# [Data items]
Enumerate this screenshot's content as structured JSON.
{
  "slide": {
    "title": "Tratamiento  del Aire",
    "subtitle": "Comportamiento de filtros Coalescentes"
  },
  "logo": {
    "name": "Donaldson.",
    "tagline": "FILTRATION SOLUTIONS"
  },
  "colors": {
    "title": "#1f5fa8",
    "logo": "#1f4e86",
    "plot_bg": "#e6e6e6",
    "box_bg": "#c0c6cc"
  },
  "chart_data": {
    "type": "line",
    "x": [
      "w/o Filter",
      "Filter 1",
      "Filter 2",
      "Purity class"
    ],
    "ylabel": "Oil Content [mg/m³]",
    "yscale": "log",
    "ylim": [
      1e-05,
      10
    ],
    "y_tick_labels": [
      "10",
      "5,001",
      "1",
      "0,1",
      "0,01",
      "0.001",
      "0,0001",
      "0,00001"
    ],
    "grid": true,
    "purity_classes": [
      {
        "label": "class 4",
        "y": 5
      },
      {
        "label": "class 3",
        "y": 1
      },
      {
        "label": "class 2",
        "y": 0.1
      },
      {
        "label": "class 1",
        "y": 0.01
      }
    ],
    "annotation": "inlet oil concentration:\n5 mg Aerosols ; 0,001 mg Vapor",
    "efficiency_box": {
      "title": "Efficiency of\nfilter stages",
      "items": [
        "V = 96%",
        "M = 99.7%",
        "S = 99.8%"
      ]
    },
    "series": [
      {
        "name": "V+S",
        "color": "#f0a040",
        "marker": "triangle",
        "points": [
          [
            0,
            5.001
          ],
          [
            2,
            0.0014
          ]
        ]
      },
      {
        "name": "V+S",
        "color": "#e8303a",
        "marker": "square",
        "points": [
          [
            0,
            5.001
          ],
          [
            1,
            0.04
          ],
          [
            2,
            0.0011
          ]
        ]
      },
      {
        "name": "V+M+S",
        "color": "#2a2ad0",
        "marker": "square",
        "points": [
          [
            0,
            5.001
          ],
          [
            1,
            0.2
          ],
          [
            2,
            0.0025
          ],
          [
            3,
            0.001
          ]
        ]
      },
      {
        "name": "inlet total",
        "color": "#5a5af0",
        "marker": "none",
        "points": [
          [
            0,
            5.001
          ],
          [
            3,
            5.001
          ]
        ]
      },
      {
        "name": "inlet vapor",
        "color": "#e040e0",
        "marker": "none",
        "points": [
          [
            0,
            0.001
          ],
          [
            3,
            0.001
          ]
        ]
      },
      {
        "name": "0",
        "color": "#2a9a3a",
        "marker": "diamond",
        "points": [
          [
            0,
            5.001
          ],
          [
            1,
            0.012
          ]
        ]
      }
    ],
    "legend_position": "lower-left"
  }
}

# [WHAT YOU WILL DO]
Quote the data in full, keeping each word unchanged.

# [THE REPLY]
Enumerate this screenshot's content as structured JSON.
{
  "slide": {
    "title": "Tratamiento  del Aire",
    "subtitle": "Comportamiento de filtros Coalescentes"
  },
  "logo": {
    "name": "Donaldson.",
    "tagline": "FILTRATION SOLUTIONS"
  },
  "colors": {
    "title": "#1f5fa8",
    "logo": "#1f4e86",
    "plot_bg": "#e6e6e6",
    "box_bg": "#c0c6cc"
  },
  "chart_data": {
    "type": "line",
    "x": [
      "w/o Filter",
      "Filter 1",
      "Filter 2",
      "Purity class"
    ],
    "ylabel": "Oil Content [mg/m³]",
    "yscale": "log",
    "ylim": [
      1e-05,
      10
    ],
    "y_tick_labels": [
      "10",
      "5,001",
      "1",
      "0,1",
      "0,01",
      "0.001",
      "0,0001",
      "0,00001"
    ],
    "grid": true,
    "purity_classes": [
      {
        "label": "class 4",
        "y": 5
      },
      {
        "label": "class 3",
        "y": 1
      },
      {
        "label": "class 2",
        "y": 0.1
      },
      {
        "label": "class 1",
        "y": 0.01
      }
    ],
    "annotation": "inlet oil concentration:\n5 mg Aerosols ; 0,001 mg Vapor",
    "efficiency_box": {
      "title": "Efficiency of\nfilter stages",
      "items": [
        "V = 96%",
        "M = 99.7%",
        "S = 99.8%"
      ]
    },
    "series": [
      {
        "name": "V+S",
        "color": "#f0a040",
        "marker": "triangle",
        "points": [
          [
            0,
            5.001
          ],
          [
            2,
            0.0014
          ]
        ]
      },
      {
        "name": "V+S",
        "color": "#e8303a",
        "marker": "square",
        "points": [
          [
            0,
            5.001
          ],
          [
            1,
            0.04
          ],
          [
            2,
            0.0011
          ]
        ]
      },
      {
        "name": "V+M+S",
        "color": "#2a2ad0",
        "marker": "square",
        "points": [
          [
            0,
            5.001
          ],
          [
            1,
            0.2
          ],
          [
            2,
            0.0025
          ],
          [
            3,
            0.001
          ]
        ]
      },
      {
        "name": "inlet total",
        "color": "#5a5af0",
        "marker": "none",
        "points": [
          [
            0,
            5.001
          ],
          [
            3,
            5.001
          ]
        ]
      },
      {
        "name": "inlet vapor",
        "color": "#e040e0",
        "marker": "none",
        "points": [
          [
            0,
            0.001
          ],
          [
            3,
            0.001
          ]
        ]
      },
      {
        "name": "0",
        "color": "#2a9a3a",
        "marker": "diamond",
        "points": [
          [
            0,
            5.001
          ],
          [
            1,
            0.012
          ]
        ]
      }
    ],
    "legend_position": "lower-left"
  }
}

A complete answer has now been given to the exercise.